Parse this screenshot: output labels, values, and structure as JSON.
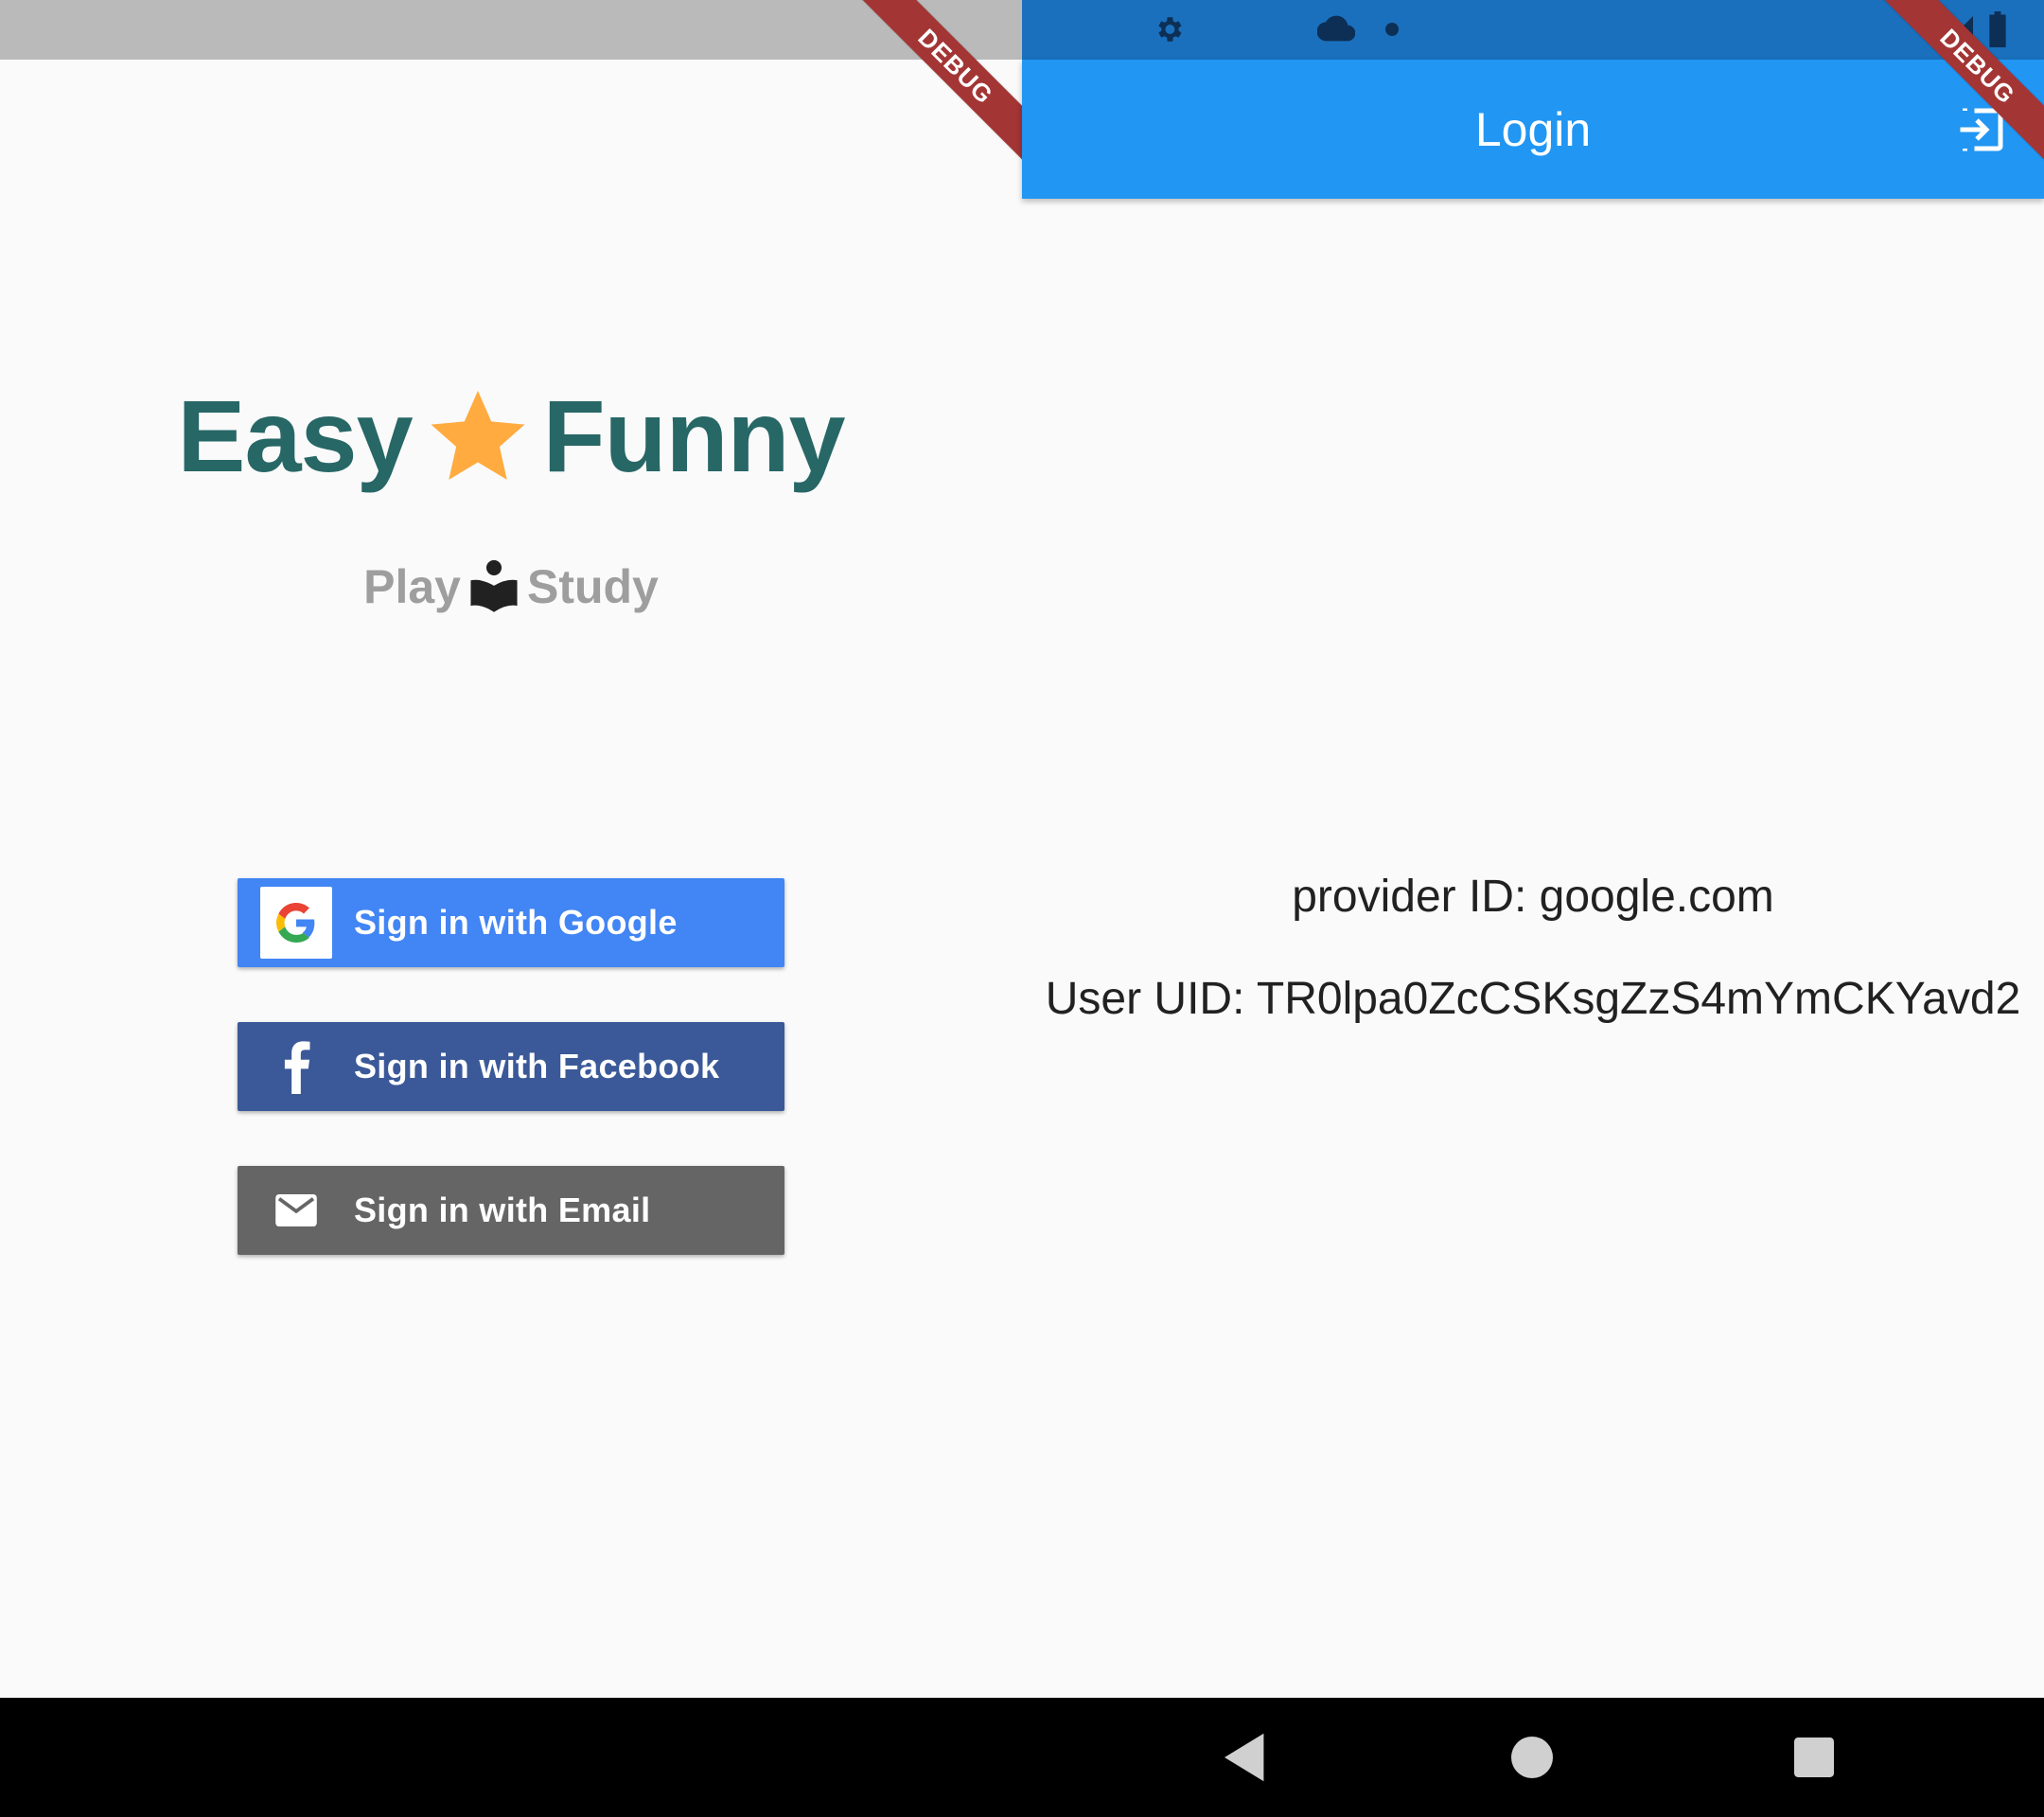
{
  "left_app": {
    "brand": {
      "word1": "Easy",
      "word2": "Funny",
      "star_color": "#ffab40",
      "text_color": "#276766"
    },
    "tagline": {
      "word1": "Play",
      "word2": "Study",
      "icon": "reader-icon"
    },
    "buttons": {
      "google_label": "Sign in with Google",
      "facebook_label": "Sign in with Facebook",
      "email_label": "Sign in with Email"
    },
    "debug_banner": "DEBUG"
  },
  "right_app": {
    "appbar": {
      "title": "Login",
      "action_icon": "login-icon"
    },
    "provider_text": "provider ID: google.com",
    "uid_text": "User UID: TR0lpa0ZcCSKsgZzS4mYmCKYavd2",
    "debug_banner": "DEBUG"
  },
  "status_bar": {
    "icons": [
      "gear-icon",
      "cloud-icon",
      "dot-icon",
      "signal-icon",
      "battery-icon"
    ]
  },
  "navbar": {
    "buttons": [
      "back-icon",
      "home-icon",
      "recents-icon"
    ]
  },
  "colors": {
    "google": "#4285f4",
    "facebook": "#3b5998",
    "email": "#656565",
    "appbar": "#2196f3",
    "status_right": "#1a70bd"
  }
}
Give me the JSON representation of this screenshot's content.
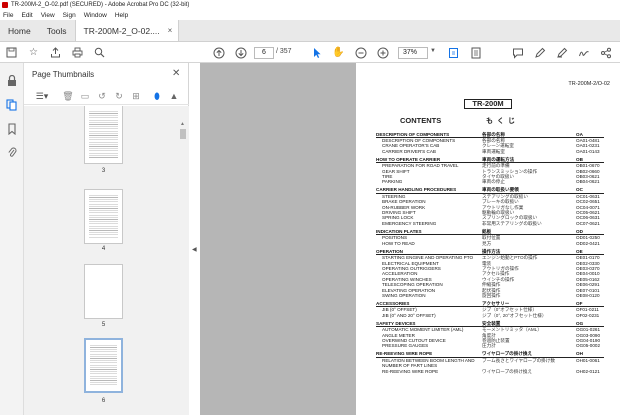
{
  "window": {
    "title": "TR-200M-2_O-02.pdf (SECURED) - Adobe Acrobat Pro DC (32-bit)"
  },
  "menu": [
    "File",
    "Edit",
    "View",
    "Sign",
    "Window",
    "Help"
  ],
  "tabs": {
    "home": "Home",
    "tools": "Tools",
    "document": "TR-200M-2_O-02....",
    "close": "×"
  },
  "toolbar": {
    "current_page": "6",
    "total_pages": "/ 357",
    "zoom": "37%"
  },
  "sidebar": {
    "title": "Page Thumbnails",
    "thumbnails": [
      {
        "label": "3"
      },
      {
        "label": "4"
      },
      {
        "label": "5"
      },
      {
        "label": "6"
      }
    ]
  },
  "page": {
    "doc_id": "TR-200M-2/O-02",
    "model": "TR-200M",
    "contents_en": "CONTENTS",
    "contents_jp": "もくじ",
    "sections": [
      {
        "en": "DESCRIPTION OF COMPONENTS",
        "jp": "各部の名称",
        "code": "OA",
        "rows": [
          {
            "en": "DESCRIPTION OF COMPONENTS",
            "jp": "各部の名称",
            "code": "OA01-0481"
          },
          {
            "en": "CRANE OPERATOR'S CAB",
            "jp": "クレーン運転室",
            "code": "OA01-0231"
          },
          {
            "en": "CARRIER DRIVER'S CAB",
            "jp": "車両運転室",
            "code": "OA01-0143"
          }
        ]
      },
      {
        "en": "HOW TO OPERATE CARRIER",
        "jp": "車両の運転方法",
        "code": "OB",
        "rows": [
          {
            "en": "PREPARATION FOR ROAD TRAVEL",
            "jp": "走行前の準備",
            "code": "OB01-0670"
          },
          {
            "en": "GEAR SHIFT",
            "jp": "トランスミッションの操作",
            "code": "OB02-0660"
          },
          {
            "en": "TIRE",
            "jp": "タイヤの取扱い",
            "code": "OB03-0621"
          },
          {
            "en": "PARKING",
            "jp": "車両の停止",
            "code": "OB04-0621"
          }
        ]
      },
      {
        "en": "CARRIER HANDLING PROCEDURES",
        "jp": "車両の取扱い要領",
        "code": "OC",
        "rows": [
          {
            "en": "STEERING",
            "jp": "ステアリングの取扱い",
            "code": "OC01-0631"
          },
          {
            "en": "BRAKE OPERATION",
            "jp": "ブレーキの取扱い",
            "code": "OC02-0651"
          },
          {
            "en": "ON-RUBBER WORK",
            "jp": "アウトリガなし作業",
            "code": "OC04-0071"
          },
          {
            "en": "DRIVING SHIFT",
            "jp": "駆動輪の取扱い",
            "code": "OC05-0621"
          },
          {
            "en": "SPRING LOCK",
            "jp": "スプリングロックの取扱い",
            "code": "OC06-0631"
          },
          {
            "en": "EMERGENCY STEERING",
            "jp": "非常用ステアリングの取扱い",
            "code": "OC07-0621"
          }
        ]
      },
      {
        "en": "INDICATION PLATES",
        "jp": "銘板",
        "code": "OD",
        "rows": [
          {
            "en": "POSITIONS",
            "jp": "取付位置",
            "code": "OD01-0250"
          },
          {
            "en": "HOW TO READ",
            "jp": "見方",
            "code": "OD02-0421"
          }
        ]
      },
      {
        "en": "OPERATION",
        "jp": "操作方法",
        "code": "OE",
        "rows": [
          {
            "en": "STARTING ENGINE AND OPERATING PTO",
            "jp": "エンジン始動とPTOの操作",
            "code": "OE01-0170"
          },
          {
            "en": "ELECTRICAL EQUIPMENT",
            "jp": "電装",
            "code": "OE02-0330"
          },
          {
            "en": "OPERATING OUTRIGGERS",
            "jp": "アウトリガの操作",
            "code": "OE03-0370"
          },
          {
            "en": "ACCELERATION",
            "jp": "アクセル操作",
            "code": "OE04-0010"
          },
          {
            "en": "OPERATING WINCHES",
            "jp": "ウインチの操作",
            "code": "OE05-0162"
          },
          {
            "en": "TELESCOPING OPERATION",
            "jp": "伸縮操作",
            "code": "OE06-0291"
          },
          {
            "en": "ELEVATING OPERATION",
            "jp": "起伏操作",
            "code": "OE07-0101"
          },
          {
            "en": "SWING OPERATION",
            "jp": "旋回操作",
            "code": "OE08-0120"
          }
        ]
      },
      {
        "en": "ACCESSORIES",
        "jp": "アクセサリー",
        "code": "OF",
        "rows": [
          {
            "en": "JIB (0° OFFSET)",
            "jp": "ジブ（0°オフセット仕様）",
            "code": "OF01-0211"
          },
          {
            "en": "JIB (0° AND 20° OFFSET)",
            "jp": "ジブ（0°, 20°オフセット仕様）",
            "code": "OF02-0231"
          }
        ]
      },
      {
        "en": "SAFETY DEVICES",
        "jp": "安全装置",
        "code": "OG",
        "rows": [
          {
            "en": "AUTOMATIC MOMENT LIMITER (AML)",
            "jp": "モーメントリミッタ（AML）",
            "code": "OG01-0261"
          },
          {
            "en": "ANGLE METER",
            "jp": "角度計",
            "code": "OG03-0090"
          },
          {
            "en": "OVERWIND CUTOUT DEVICE",
            "jp": "巻過防止装置",
            "code": "OG04-0190"
          },
          {
            "en": "PRESSURE GAUGES",
            "jp": "圧力計",
            "code": "OG05-0002"
          }
        ]
      },
      {
        "en": "RE-REEVING WIRE ROPE",
        "jp": "ワイヤロープの掛け換え",
        "code": "OH",
        "rows": [
          {
            "en": "RELATION BETWEEN BOOM LENGTH AND NUMBER OF PART LINES",
            "jp": "ブーム長さとワイヤロープの掛け数",
            "code": "OH01-0061"
          },
          {
            "en": "RE-REEVING WIRE ROPE",
            "jp": "ワイヤロープの掛け換え",
            "code": "OH02-0121"
          }
        ]
      }
    ]
  }
}
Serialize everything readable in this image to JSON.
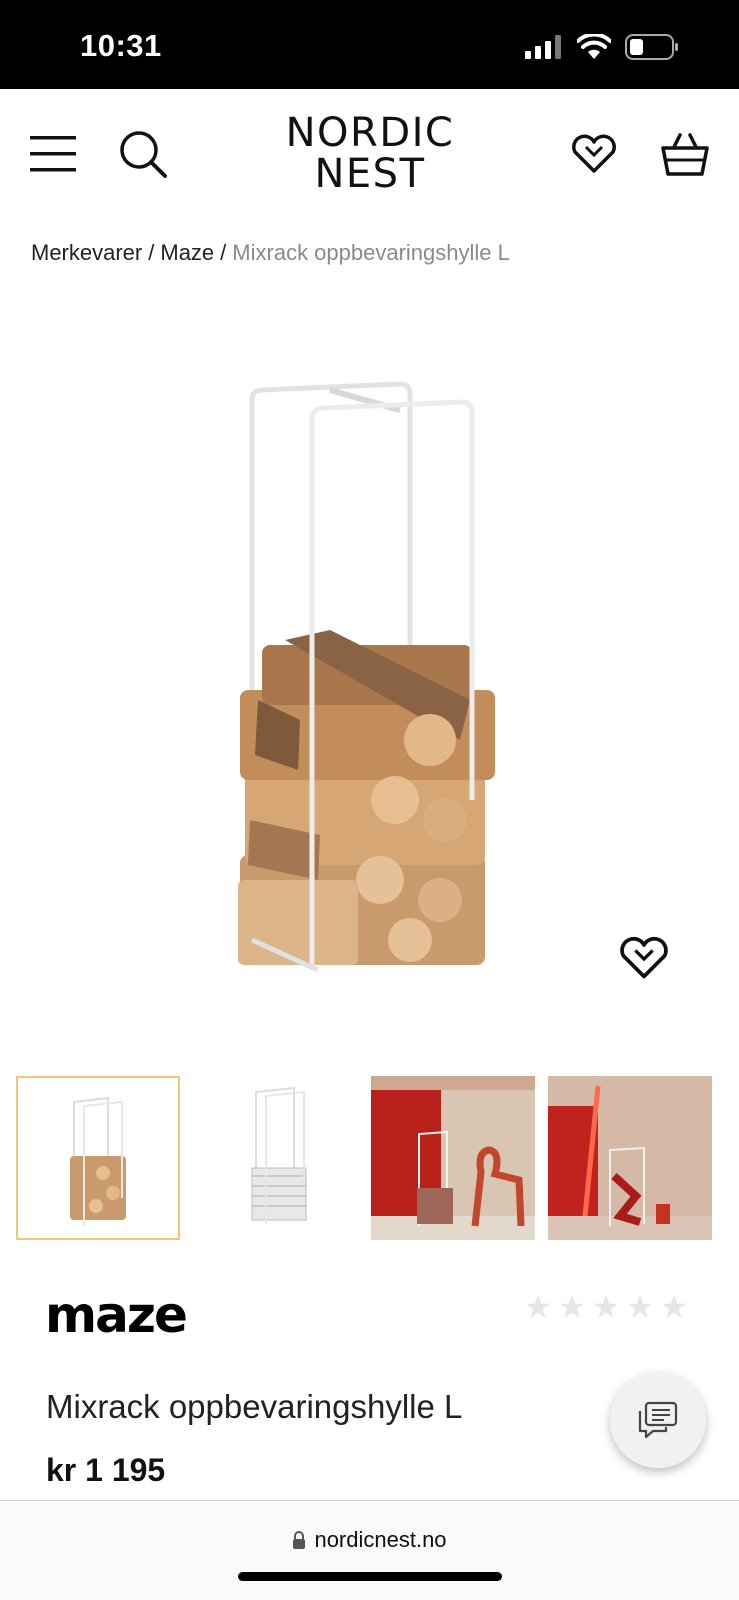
{
  "status_bar": {
    "time": "10:31",
    "icons": [
      "signal-icon",
      "wifi-icon",
      "battery-icon"
    ]
  },
  "header": {
    "logo_line1": "NORDIC",
    "logo_line2": "NEST",
    "icons": [
      "menu-icon",
      "search-icon",
      "heart-icon",
      "basket-icon"
    ]
  },
  "breadcrumb": {
    "items": [
      "Merkevarer",
      "Maze"
    ],
    "separator": "/",
    "current": "Mixrack oppbevaringshylle L"
  },
  "gallery": {
    "thumbnails": [
      "Firewood rack",
      "Magazine rack",
      "Red room scene",
      "Neon room scene"
    ],
    "active_index": 0,
    "active_border_color": "#f0c77a"
  },
  "product": {
    "brand": "maze",
    "title": "Mixrack oppbevaringshylle L",
    "price": "kr 1 195",
    "rating": 0,
    "rating_max": 5
  },
  "browser": {
    "url": "nordicnest.no"
  }
}
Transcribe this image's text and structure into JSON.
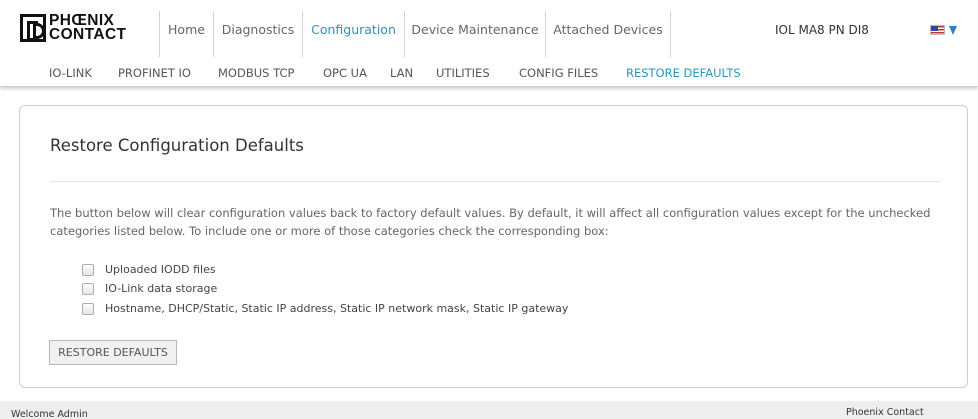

# # # #

§ Instruction
Check each line of the listing above for the string "REEVING", then report only how many lines have it.

§ Result
2